Gather each line of the records where "color" appears.

--- MATERIALS PROVIDED ---

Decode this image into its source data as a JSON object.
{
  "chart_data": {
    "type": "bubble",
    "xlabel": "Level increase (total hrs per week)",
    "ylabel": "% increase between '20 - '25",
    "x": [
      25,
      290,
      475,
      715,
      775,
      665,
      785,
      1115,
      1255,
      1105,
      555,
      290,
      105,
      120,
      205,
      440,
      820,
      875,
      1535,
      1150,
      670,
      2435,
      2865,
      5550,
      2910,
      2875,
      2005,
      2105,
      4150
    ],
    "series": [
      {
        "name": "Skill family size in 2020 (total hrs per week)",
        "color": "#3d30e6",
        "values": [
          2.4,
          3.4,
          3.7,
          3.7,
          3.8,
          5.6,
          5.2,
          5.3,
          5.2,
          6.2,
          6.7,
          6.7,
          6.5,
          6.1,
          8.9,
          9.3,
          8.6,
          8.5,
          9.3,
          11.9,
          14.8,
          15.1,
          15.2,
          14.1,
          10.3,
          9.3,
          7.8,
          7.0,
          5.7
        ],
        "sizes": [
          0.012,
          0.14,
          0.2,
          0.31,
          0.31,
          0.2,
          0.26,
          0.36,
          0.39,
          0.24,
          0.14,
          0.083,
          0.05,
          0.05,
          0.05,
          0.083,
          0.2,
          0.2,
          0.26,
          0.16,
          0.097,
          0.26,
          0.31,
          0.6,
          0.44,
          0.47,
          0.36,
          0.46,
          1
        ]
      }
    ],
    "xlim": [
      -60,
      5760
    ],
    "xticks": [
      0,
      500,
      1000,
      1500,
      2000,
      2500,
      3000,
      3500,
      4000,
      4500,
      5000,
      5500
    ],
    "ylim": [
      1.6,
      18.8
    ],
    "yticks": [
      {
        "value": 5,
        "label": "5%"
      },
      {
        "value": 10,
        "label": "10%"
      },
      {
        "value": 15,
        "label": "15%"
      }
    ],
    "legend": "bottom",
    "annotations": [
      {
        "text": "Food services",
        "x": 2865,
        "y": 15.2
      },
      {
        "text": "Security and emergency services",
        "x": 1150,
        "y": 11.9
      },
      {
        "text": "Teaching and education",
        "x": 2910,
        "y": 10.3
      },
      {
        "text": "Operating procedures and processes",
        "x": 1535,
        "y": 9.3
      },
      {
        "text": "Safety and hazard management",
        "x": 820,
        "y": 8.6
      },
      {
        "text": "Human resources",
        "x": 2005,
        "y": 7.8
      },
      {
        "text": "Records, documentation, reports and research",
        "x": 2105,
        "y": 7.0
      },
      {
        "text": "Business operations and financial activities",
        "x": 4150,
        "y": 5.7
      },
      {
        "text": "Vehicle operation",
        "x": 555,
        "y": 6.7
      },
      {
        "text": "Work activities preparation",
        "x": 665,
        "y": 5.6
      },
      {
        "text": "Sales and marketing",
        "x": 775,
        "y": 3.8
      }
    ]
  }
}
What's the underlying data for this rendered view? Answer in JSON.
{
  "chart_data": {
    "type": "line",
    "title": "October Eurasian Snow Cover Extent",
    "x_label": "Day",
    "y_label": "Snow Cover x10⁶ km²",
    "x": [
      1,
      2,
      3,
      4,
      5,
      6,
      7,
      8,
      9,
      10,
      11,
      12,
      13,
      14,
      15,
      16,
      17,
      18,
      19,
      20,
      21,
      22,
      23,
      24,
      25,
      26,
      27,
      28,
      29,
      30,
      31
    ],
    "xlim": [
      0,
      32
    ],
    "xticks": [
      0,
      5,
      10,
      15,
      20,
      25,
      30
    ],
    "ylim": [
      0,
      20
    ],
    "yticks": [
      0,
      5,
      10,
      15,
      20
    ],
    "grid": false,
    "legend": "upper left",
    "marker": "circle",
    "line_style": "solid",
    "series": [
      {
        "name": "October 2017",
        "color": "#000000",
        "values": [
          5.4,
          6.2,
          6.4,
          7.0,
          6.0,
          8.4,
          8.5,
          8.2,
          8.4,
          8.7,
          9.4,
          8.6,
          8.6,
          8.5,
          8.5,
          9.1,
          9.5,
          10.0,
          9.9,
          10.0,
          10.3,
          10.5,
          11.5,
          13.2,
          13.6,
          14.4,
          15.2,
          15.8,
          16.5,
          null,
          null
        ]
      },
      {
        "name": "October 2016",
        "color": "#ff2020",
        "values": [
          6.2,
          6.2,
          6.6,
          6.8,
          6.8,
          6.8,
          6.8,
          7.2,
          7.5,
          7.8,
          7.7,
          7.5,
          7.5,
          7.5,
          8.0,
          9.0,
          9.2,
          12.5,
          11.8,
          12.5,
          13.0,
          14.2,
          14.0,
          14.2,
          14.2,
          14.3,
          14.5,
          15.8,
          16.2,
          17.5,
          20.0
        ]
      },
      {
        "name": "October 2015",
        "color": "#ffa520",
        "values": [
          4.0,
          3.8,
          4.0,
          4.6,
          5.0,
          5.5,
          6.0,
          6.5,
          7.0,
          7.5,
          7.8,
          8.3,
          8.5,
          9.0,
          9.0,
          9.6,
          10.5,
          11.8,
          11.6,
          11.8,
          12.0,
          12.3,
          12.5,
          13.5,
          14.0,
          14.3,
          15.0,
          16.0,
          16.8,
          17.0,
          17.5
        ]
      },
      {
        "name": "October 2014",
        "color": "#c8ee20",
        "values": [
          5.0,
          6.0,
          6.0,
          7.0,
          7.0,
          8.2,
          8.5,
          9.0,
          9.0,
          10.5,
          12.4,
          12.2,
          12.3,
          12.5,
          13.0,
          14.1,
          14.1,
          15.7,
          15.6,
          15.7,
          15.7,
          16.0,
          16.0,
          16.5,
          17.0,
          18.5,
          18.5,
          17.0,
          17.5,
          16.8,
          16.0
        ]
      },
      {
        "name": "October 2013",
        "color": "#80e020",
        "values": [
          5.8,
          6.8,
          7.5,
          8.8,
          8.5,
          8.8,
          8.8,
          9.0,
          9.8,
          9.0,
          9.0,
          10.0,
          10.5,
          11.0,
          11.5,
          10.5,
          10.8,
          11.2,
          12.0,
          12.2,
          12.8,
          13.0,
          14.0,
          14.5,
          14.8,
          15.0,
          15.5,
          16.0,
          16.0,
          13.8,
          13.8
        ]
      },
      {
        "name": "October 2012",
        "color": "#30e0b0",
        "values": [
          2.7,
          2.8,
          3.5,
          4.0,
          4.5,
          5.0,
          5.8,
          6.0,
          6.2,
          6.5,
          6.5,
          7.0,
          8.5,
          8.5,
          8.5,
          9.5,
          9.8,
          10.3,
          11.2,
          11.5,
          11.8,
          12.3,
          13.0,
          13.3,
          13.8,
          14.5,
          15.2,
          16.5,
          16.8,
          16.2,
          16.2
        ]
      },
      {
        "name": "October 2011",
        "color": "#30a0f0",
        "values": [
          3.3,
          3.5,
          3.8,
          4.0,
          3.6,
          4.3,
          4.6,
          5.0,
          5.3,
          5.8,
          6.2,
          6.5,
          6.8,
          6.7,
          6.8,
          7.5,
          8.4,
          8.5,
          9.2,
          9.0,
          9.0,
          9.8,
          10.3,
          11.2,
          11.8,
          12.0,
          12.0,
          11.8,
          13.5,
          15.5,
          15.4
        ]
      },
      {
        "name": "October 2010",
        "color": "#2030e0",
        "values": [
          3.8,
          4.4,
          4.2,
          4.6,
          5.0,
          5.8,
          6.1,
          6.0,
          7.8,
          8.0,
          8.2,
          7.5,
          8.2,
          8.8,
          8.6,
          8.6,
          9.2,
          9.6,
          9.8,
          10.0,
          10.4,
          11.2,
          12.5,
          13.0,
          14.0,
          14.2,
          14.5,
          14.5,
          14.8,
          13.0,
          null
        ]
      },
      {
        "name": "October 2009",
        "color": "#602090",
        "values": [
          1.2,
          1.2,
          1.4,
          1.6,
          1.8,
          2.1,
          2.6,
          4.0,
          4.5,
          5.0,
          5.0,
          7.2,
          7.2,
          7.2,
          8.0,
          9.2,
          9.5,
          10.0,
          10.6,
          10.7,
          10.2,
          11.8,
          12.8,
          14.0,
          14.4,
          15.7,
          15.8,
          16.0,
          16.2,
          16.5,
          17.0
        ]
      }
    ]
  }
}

---

◆ **EXPECTED ANSWER**:
        "color": "#3d30e6",
        "color": "#000000",
        "color": "#ff2020",
        "color": "#ffa520",
        "color": "#c8ee20",
        "color": "#80e020",
        "color": "#30e0b0",
        "color": "#30a0f0",
        "color": "#2030e0",
        "color": "#602090",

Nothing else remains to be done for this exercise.